§ Information shown:

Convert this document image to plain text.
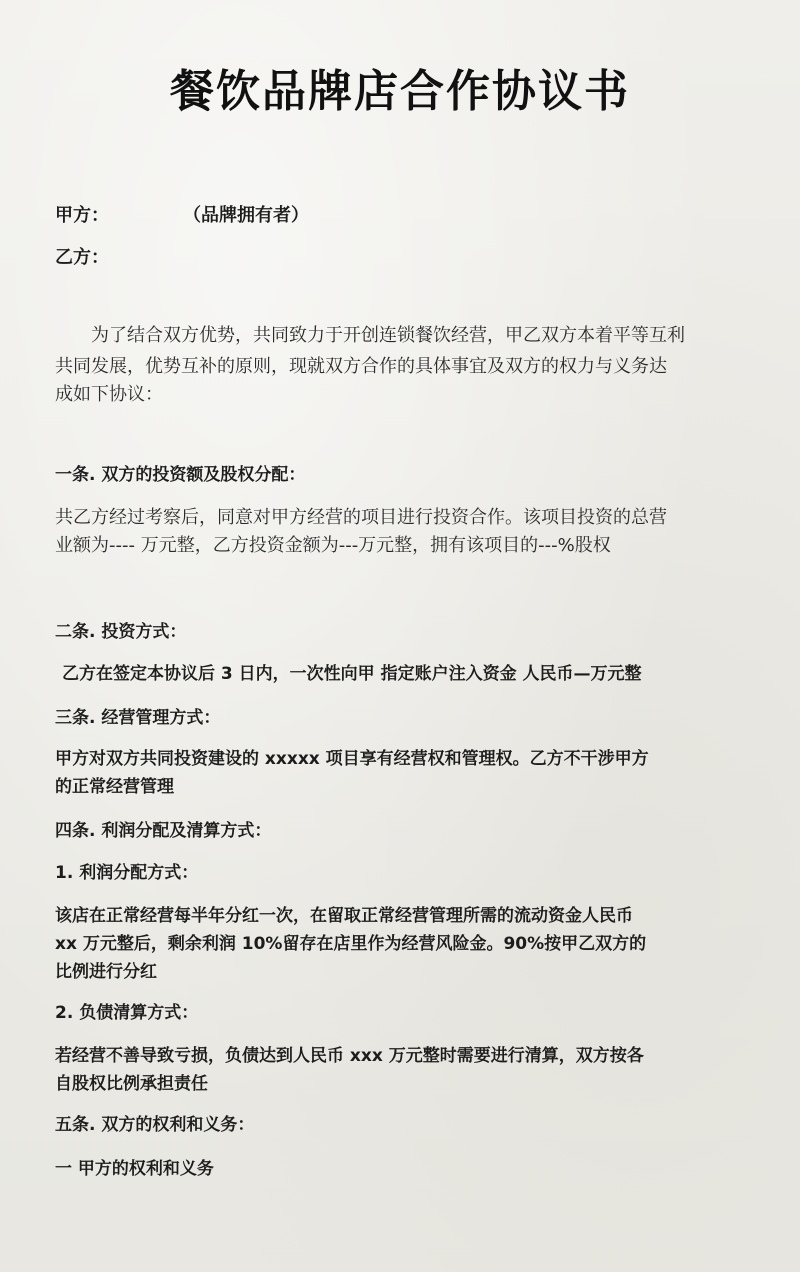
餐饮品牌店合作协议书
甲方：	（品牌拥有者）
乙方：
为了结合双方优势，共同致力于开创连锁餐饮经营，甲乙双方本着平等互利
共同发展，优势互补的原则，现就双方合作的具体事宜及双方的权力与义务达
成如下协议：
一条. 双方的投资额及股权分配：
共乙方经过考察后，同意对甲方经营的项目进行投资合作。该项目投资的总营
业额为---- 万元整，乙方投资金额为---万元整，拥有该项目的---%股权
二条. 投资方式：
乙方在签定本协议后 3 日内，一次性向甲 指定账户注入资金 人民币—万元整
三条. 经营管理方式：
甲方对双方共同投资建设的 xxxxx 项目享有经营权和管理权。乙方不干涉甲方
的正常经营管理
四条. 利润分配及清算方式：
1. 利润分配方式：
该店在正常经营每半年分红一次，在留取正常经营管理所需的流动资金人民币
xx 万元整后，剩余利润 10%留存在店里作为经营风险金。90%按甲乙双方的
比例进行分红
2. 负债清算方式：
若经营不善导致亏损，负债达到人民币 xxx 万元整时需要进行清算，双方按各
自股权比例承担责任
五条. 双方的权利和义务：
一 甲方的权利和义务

§ Directions: Output a faithful copy of the data, with each picture left out.

§ Response:
Convert this document image to plain text.
餐饮品牌店合作协议书
甲方：	（品牌拥有者）
乙方：
为了结合双方优势，共同致力于开创连锁餐饮经营，甲乙双方本着平等互利
共同发展，优势互补的原则，现就双方合作的具体事宜及双方的权力与义务达
成如下协议：
一条. 双方的投资额及股权分配：
共乙方经过考察后，同意对甲方经营的项目进行投资合作。该项目投资的总营
业额为---- 万元整，乙方投资金额为---万元整，拥有该项目的---%股权
二条. 投资方式：
乙方在签定本协议后 3 日内，一次性向甲 指定账户注入资金 人民币—万元整
三条. 经营管理方式：
甲方对双方共同投资建设的 xxxxx 项目享有经营权和管理权。乙方不干涉甲方
的正常经营管理
四条. 利润分配及清算方式：
1. 利润分配方式：
该店在正常经营每半年分红一次，在留取正常经营管理所需的流动资金人民币
xx 万元整后，剩余利润 10%留存在店里作为经营风险金。90%按甲乙双方的
比例进行分红
2. 负债清算方式：
若经营不善导致亏损，负债达到人民币 xxx 万元整时需要进行清算，双方按各
自股权比例承担责任
五条. 双方的权利和义务：
一 甲方的权利和义务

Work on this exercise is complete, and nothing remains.